- **Instructions for the task**: Leave out the pictures and repeat everything else in the records exactly.

- **Information supplied**:
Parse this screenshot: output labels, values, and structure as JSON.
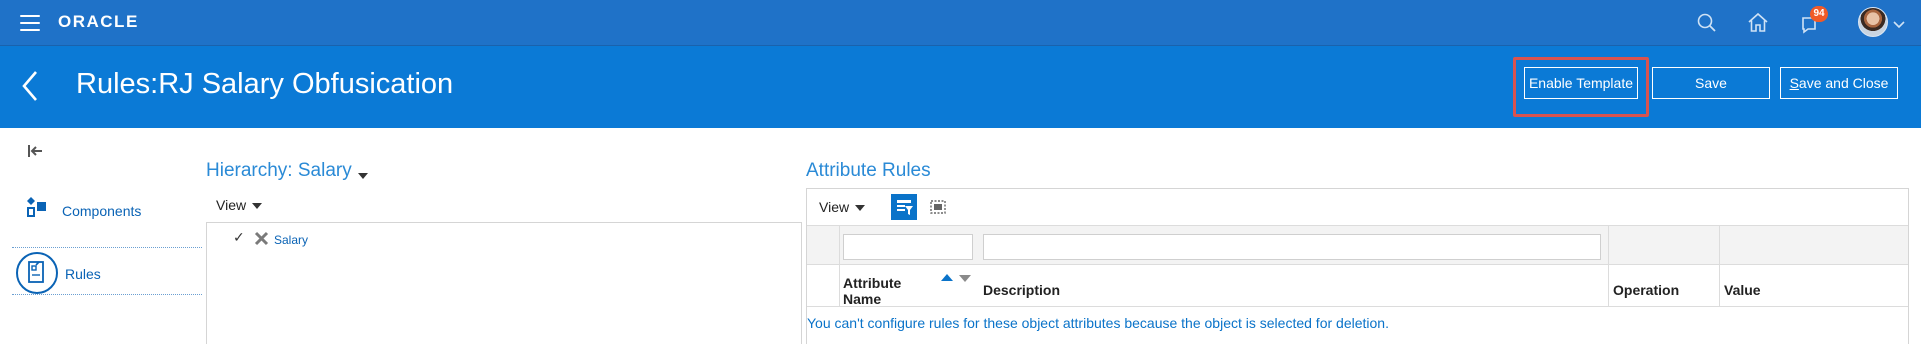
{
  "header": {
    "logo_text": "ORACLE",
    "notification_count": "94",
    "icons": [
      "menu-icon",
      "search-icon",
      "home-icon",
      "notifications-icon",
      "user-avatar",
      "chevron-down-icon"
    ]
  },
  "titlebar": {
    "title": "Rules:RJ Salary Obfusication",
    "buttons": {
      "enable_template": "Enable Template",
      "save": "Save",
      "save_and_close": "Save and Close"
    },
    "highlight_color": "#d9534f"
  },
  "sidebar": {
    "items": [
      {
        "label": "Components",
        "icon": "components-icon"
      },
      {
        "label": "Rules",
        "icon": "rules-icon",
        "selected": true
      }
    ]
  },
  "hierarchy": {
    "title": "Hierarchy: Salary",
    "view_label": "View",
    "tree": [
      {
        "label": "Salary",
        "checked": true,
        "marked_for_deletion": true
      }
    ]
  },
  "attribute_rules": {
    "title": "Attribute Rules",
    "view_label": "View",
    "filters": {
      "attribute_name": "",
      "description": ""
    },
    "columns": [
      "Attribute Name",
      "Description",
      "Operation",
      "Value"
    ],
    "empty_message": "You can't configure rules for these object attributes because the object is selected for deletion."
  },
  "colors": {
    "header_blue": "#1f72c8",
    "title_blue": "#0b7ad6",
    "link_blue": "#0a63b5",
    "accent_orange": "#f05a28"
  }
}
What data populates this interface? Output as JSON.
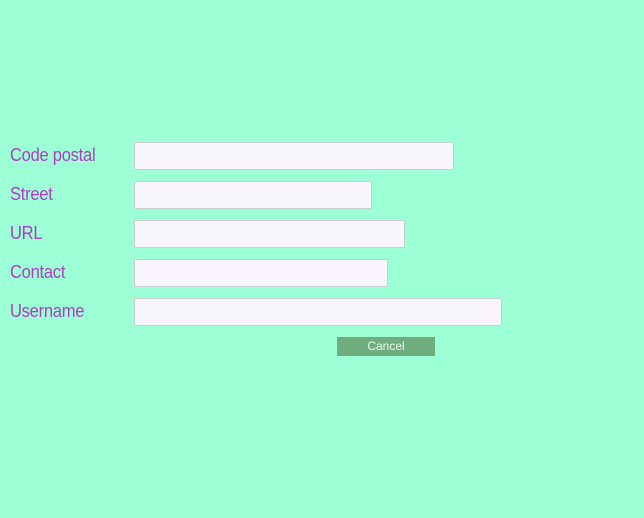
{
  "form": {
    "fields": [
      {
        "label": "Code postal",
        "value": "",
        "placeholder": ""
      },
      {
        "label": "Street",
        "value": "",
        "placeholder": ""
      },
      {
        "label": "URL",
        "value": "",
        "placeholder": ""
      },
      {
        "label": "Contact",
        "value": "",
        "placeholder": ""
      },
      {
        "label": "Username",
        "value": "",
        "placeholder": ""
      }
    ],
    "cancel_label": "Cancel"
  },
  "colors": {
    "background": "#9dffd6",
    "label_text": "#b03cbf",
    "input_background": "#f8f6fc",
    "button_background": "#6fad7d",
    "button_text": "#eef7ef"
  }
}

- **Task solution**:
Parse this screenshot: output labels, values, and structure as JSON.
{
  "header": {
    "logo_text": "ORACLE",
    "notification_count": "94",
    "icons": [
      "menu-icon",
      "search-icon",
      "home-icon",
      "notifications-icon",
      "user-avatar",
      "chevron-down-icon"
    ]
  },
  "titlebar": {
    "title": "Rules:RJ Salary Obfusication",
    "buttons": {
      "enable_template": "Enable Template",
      "save": "Save",
      "save_and_close": "Save and Close"
    },
    "highlight_color": "#d9534f"
  },
  "sidebar": {
    "items": [
      {
        "label": "Components",
        "icon": "components-icon"
      },
      {
        "label": "Rules",
        "icon": "rules-icon",
        "selected": true
      }
    ]
  },
  "hierarchy": {
    "title": "Hierarchy: Salary",
    "view_label": "View",
    "tree": [
      {
        "label": "Salary",
        "checked": true,
        "marked_for_deletion": true
      }
    ]
  },
  "attribute_rules": {
    "title": "Attribute Rules",
    "view_label": "View",
    "filters": {
      "attribute_name": "",
      "description": ""
    },
    "columns": [
      "Attribute Name",
      "Description",
      "Operation",
      "Value"
    ],
    "empty_message": "You can't configure rules for these object attributes because the object is selected for deletion."
  },
  "colors": {
    "header_blue": "#1f72c8",
    "title_blue": "#0b7ad6",
    "link_blue": "#0a63b5",
    "accent_orange": "#f05a28"
  }
}
What data populates this interface? Output as JSON.
{
  "form": {
    "fields": [
      {
        "label": "Code postal",
        "value": "",
        "placeholder": ""
      },
      {
        "label": "Street",
        "value": "",
        "placeholder": ""
      },
      {
        "label": "URL",
        "value": "",
        "placeholder": ""
      },
      {
        "label": "Contact",
        "value": "",
        "placeholder": ""
      },
      {
        "label": "Username",
        "value": "",
        "placeholder": ""
      }
    ],
    "cancel_label": "Cancel"
  },
  "colors": {
    "background": "#9dffd6",
    "label_text": "#b03cbf",
    "input_background": "#f8f6fc",
    "button_background": "#6fad7d",
    "button_text": "#eef7ef"
  }
}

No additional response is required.